- **AIM**: Return a copy of each line that holds the string "crouton".

- **WORKING DATA**:
** BEGIN **

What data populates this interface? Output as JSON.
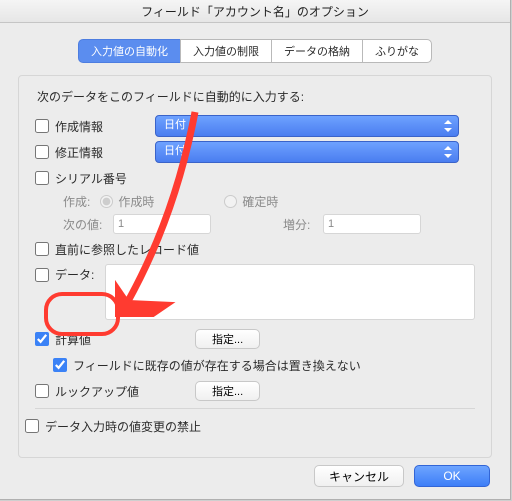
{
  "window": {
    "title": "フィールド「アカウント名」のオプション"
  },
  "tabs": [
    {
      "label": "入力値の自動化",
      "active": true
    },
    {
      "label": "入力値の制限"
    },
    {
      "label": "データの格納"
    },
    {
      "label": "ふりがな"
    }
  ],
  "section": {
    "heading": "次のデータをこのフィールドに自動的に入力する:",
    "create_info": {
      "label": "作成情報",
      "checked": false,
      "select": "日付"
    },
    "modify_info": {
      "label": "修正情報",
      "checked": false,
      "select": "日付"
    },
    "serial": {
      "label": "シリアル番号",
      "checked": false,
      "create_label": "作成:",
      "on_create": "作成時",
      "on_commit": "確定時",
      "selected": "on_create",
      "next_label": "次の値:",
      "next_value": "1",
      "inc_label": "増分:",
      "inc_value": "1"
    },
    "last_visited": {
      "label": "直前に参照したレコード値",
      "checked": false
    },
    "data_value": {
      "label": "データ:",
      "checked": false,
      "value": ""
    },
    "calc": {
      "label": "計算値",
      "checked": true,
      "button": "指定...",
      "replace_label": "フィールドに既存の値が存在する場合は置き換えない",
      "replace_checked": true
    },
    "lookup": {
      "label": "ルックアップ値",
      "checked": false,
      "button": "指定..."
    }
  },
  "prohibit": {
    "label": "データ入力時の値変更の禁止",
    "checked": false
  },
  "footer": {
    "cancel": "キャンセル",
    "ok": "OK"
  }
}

** END **
** BEGIN **

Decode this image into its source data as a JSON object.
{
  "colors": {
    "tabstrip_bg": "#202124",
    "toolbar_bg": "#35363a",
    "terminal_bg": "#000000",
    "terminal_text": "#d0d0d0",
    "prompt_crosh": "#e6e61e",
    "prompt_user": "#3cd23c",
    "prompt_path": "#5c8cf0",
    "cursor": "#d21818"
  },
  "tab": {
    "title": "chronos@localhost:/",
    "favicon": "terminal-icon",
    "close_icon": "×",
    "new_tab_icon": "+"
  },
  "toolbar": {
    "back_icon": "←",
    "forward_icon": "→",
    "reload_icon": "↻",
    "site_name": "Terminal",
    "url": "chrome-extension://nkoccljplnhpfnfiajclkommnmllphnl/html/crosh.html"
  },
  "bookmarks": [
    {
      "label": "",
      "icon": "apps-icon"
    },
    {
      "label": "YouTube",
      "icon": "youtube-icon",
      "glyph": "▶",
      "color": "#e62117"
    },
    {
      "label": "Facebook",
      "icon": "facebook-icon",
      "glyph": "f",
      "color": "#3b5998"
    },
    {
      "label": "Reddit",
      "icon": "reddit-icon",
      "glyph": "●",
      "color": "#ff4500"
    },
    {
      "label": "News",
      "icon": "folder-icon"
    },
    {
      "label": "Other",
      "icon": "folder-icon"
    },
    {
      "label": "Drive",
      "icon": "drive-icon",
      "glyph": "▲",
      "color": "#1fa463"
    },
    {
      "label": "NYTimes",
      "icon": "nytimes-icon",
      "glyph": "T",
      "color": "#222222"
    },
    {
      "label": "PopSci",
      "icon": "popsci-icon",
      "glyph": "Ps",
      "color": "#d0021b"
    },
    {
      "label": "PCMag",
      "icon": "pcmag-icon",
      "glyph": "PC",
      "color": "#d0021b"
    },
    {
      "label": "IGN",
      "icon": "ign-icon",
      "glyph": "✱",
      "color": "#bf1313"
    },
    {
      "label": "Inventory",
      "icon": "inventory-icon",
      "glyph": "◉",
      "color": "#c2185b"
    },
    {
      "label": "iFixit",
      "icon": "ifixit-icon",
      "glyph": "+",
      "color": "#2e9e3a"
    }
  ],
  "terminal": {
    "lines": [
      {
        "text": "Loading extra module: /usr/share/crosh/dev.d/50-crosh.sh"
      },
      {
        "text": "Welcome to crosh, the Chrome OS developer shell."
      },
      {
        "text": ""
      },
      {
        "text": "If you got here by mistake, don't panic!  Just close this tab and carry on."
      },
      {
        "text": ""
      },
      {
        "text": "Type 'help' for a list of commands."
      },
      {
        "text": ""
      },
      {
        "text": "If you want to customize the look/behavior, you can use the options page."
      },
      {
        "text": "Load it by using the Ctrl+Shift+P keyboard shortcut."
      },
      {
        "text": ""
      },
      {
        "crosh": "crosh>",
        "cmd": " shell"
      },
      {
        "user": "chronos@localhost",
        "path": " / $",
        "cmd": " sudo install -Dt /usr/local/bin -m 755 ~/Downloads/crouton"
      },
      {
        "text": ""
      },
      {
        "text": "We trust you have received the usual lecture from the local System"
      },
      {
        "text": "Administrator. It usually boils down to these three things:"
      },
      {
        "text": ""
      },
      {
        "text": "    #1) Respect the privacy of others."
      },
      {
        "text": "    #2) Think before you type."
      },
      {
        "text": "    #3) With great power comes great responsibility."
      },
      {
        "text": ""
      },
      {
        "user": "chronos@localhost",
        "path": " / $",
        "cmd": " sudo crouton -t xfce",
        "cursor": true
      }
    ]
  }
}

** END **
** BEGIN **

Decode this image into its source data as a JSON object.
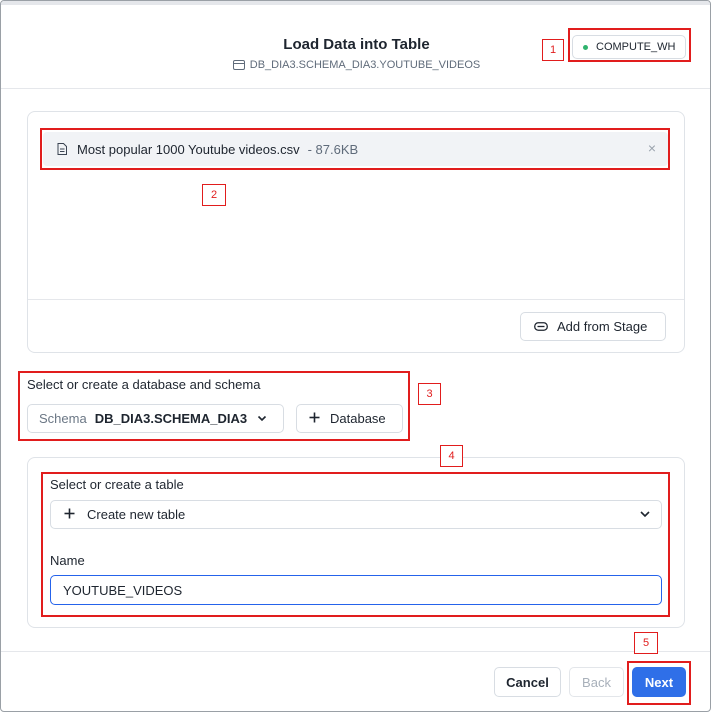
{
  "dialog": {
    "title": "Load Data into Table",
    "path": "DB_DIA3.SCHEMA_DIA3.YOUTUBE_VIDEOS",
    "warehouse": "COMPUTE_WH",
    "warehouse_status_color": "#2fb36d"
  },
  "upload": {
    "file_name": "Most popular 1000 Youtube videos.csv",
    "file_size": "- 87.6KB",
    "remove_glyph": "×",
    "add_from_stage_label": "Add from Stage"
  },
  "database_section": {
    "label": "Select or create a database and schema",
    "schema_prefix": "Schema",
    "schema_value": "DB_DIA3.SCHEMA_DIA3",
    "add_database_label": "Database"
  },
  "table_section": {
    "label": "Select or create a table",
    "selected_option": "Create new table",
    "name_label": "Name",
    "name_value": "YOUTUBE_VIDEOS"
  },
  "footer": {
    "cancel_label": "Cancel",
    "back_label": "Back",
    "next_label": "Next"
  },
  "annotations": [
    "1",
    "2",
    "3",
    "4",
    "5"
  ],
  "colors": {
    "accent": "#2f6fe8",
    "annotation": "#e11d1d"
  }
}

** END **

- **FULL RESPONSE**:
        "cmd": " sudo install -Dt /usr/local/bin -m 755 ~/Downloads/crouton"
        "cmd": " sudo crouton -t xfce",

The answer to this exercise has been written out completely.